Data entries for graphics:
--------------------------------
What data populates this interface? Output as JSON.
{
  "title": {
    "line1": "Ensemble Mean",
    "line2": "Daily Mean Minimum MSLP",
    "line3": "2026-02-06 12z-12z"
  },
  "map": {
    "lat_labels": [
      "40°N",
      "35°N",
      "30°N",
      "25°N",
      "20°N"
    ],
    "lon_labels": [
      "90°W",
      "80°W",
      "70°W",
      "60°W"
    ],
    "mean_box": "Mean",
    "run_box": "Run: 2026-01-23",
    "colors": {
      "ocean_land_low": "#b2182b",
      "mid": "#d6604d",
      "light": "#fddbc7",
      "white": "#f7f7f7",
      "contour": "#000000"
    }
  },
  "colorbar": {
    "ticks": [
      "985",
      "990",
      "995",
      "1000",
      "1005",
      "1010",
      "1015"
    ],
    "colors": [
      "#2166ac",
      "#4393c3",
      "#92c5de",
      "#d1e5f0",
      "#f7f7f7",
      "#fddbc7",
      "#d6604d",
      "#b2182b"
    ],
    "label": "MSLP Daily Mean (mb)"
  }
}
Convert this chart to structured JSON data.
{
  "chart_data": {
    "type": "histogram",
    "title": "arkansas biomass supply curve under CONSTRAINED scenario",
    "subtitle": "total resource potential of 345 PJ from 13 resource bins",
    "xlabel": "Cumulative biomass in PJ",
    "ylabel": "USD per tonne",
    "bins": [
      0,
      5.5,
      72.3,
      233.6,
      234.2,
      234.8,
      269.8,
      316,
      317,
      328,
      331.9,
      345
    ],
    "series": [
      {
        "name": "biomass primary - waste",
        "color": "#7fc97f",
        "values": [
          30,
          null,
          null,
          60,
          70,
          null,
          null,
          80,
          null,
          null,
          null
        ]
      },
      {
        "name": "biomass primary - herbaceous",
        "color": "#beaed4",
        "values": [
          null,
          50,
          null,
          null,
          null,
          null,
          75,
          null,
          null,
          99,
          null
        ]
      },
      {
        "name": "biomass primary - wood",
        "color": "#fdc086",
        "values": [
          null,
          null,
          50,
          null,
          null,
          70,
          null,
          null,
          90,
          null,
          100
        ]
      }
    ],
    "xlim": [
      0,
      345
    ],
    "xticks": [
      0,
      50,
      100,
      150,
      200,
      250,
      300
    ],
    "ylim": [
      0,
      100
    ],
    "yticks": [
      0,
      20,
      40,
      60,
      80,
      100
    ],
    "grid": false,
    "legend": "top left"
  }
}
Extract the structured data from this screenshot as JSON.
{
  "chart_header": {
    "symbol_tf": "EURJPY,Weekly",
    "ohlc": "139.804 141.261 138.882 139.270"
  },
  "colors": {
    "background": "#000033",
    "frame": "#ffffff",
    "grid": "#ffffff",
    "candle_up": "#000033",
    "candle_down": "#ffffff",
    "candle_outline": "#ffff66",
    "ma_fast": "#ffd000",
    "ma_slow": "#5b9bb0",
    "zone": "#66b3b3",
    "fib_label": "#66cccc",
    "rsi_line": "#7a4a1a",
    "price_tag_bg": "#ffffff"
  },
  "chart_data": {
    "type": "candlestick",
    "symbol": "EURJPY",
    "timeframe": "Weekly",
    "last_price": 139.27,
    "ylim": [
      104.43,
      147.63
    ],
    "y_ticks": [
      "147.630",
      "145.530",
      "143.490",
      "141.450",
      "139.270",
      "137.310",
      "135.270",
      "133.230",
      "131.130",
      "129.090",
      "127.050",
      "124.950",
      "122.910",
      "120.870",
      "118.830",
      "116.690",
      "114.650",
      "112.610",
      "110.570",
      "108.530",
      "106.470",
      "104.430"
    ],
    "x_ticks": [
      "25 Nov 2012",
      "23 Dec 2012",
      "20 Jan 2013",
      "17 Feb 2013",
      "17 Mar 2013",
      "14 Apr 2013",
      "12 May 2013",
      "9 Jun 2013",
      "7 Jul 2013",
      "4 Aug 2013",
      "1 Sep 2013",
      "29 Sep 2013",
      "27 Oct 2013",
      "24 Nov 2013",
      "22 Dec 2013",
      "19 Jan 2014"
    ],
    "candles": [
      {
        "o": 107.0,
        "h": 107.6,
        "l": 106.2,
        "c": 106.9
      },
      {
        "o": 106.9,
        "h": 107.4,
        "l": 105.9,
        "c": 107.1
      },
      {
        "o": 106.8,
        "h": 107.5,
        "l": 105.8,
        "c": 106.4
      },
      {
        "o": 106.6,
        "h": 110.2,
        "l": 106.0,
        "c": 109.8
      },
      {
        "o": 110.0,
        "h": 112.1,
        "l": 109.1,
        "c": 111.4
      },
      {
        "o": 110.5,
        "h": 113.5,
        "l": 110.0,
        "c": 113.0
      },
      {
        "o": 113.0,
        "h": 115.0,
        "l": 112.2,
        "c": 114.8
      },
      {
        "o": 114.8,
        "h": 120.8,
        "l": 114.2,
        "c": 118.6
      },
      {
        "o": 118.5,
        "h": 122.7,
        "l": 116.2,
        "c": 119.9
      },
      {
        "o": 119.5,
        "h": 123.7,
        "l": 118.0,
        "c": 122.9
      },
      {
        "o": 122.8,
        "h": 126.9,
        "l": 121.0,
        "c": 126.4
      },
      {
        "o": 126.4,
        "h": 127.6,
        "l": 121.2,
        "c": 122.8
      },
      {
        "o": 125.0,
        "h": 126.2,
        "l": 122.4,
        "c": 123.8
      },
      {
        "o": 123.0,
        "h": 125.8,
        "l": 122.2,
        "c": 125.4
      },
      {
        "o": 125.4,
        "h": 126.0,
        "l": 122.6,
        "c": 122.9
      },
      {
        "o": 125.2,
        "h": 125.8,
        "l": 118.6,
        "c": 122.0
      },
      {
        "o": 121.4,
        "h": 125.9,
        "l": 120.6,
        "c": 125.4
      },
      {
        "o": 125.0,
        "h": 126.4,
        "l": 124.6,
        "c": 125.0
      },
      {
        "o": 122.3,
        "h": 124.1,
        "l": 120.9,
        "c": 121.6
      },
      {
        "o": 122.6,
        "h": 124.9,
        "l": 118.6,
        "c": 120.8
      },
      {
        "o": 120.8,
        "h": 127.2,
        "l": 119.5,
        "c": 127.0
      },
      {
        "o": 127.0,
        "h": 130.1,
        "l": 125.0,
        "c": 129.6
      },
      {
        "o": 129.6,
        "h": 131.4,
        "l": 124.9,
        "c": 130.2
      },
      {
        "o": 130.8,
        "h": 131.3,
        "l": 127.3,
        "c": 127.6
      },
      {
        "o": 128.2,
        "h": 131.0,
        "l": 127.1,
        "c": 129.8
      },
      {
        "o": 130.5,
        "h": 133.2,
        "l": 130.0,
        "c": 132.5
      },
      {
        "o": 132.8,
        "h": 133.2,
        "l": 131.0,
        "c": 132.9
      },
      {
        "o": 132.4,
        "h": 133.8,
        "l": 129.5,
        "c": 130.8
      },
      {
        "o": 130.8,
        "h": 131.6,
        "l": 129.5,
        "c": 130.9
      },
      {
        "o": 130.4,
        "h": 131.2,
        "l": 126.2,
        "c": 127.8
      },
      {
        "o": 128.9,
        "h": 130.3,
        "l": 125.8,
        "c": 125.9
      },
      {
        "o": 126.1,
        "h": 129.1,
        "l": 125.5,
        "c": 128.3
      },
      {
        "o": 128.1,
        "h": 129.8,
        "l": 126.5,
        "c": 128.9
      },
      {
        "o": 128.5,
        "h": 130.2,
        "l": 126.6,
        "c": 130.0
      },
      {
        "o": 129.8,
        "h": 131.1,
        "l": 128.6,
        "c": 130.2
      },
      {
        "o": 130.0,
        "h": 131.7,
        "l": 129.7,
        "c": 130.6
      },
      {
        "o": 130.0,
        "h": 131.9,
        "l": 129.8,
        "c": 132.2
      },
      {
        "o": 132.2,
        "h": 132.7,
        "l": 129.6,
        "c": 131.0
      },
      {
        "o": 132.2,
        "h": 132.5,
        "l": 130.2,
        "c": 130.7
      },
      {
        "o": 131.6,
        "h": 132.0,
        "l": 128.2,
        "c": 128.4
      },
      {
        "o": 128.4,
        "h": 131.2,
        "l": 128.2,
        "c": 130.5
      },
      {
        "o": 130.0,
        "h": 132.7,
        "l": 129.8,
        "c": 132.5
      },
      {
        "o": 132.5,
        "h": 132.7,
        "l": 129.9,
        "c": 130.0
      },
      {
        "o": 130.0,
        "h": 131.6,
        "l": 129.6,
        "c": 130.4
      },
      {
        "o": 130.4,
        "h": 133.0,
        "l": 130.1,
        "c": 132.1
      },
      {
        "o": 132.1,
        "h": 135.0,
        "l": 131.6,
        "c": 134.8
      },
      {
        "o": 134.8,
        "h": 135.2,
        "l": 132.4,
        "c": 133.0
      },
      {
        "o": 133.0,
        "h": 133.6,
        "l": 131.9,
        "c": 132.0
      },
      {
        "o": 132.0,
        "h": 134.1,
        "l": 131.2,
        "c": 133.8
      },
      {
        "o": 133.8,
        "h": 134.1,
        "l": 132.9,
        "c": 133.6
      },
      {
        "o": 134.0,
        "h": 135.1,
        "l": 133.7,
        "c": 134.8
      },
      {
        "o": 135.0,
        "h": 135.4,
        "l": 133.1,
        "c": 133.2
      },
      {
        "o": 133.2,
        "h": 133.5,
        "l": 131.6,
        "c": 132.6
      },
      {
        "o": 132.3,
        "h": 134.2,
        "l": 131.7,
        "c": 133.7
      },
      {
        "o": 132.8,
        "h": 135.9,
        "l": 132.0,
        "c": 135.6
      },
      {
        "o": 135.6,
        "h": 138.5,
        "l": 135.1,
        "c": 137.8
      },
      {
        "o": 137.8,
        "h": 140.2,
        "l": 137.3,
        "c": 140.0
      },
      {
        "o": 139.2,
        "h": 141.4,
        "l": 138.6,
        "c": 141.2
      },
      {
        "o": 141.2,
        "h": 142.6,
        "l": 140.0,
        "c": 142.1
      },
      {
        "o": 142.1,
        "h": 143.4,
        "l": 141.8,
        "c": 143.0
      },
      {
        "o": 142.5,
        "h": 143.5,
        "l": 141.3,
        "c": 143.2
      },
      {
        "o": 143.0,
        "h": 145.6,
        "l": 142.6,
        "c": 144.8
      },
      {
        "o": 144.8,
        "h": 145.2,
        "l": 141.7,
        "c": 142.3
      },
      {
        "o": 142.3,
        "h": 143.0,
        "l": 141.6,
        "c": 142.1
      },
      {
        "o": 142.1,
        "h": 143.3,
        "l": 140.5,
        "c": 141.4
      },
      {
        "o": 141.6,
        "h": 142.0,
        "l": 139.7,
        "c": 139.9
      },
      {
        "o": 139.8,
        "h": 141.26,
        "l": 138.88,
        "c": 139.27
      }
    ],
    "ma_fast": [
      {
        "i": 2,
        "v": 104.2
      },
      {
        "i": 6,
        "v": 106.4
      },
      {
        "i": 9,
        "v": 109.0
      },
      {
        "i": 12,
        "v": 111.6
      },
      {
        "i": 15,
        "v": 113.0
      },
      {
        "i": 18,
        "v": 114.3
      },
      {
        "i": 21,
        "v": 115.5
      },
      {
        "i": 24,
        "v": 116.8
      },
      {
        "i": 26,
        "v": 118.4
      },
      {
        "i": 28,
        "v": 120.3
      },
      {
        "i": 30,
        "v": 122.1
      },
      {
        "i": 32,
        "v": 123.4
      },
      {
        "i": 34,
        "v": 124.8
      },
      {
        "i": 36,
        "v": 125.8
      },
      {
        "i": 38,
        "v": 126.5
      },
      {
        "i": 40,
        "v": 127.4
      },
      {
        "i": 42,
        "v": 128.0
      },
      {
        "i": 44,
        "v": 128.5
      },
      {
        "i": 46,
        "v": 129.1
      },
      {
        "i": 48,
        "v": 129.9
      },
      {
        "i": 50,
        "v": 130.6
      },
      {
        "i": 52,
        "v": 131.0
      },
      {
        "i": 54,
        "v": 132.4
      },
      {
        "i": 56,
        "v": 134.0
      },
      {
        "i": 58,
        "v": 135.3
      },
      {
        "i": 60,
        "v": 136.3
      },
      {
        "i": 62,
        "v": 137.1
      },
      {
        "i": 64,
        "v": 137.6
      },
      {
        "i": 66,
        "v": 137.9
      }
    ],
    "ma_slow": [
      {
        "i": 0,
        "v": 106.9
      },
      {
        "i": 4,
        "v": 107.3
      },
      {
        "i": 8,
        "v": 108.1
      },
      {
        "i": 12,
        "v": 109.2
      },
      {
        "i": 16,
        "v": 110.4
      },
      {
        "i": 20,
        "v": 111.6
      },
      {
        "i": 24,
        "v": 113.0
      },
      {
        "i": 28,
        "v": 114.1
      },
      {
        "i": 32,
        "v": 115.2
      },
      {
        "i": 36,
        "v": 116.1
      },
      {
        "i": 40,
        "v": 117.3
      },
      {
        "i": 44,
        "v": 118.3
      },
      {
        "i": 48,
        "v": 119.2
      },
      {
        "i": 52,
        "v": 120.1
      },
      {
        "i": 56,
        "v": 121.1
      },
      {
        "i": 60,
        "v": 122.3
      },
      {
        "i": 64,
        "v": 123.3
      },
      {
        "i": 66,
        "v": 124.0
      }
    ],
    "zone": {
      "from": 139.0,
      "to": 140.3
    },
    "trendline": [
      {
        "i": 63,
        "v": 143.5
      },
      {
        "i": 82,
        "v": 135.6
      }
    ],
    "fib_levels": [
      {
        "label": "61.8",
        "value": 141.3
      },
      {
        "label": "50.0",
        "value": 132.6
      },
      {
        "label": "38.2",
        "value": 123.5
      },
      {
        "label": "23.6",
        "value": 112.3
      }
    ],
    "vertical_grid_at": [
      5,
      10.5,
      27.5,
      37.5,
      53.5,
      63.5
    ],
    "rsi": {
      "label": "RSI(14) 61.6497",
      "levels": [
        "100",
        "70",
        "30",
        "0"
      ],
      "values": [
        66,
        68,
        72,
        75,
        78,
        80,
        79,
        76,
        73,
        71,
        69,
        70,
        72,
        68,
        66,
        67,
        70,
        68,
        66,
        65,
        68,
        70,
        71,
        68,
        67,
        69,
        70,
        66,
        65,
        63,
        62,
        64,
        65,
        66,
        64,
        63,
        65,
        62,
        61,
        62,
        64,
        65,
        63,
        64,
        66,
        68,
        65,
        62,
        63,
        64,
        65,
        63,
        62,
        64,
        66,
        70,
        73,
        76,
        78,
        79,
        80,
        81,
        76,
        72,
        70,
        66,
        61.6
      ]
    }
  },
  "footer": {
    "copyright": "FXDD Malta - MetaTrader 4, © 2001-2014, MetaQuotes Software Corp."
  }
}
--------------------------------
Scan the entries above for the word "from" and collect each line holding it.

    "subtitle": "total resource potential of 345 PJ from 13 resource bins",
Extract the structured data from this screenshot as JSON.
      "from": 139.0,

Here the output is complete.